# Stored records:
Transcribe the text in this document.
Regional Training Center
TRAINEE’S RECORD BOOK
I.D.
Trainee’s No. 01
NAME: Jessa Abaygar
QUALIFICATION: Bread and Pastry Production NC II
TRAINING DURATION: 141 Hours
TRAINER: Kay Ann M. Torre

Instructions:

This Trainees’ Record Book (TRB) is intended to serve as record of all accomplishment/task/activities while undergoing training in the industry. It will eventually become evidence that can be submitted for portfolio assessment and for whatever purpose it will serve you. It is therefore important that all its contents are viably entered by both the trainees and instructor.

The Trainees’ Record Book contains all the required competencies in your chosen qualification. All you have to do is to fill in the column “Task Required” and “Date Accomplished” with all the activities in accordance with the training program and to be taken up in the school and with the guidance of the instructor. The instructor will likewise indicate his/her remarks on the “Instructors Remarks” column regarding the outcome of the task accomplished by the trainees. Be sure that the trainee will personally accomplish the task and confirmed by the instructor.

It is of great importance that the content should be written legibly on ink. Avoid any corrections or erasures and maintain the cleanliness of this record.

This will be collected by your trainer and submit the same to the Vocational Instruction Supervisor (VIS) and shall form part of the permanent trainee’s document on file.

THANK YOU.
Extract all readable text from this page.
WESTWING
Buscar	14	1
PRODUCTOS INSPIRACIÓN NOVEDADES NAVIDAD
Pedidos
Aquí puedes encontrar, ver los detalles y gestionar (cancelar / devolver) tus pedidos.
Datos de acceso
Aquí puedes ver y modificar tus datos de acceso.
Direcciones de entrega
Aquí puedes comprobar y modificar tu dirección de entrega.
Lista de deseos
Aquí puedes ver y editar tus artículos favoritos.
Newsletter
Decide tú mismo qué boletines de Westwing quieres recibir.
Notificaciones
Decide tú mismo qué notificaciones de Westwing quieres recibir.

# Stated problem:
Of the lines in the records, how many contain the word "activities"? Answer with the number and nothing else.

# Completed task:
2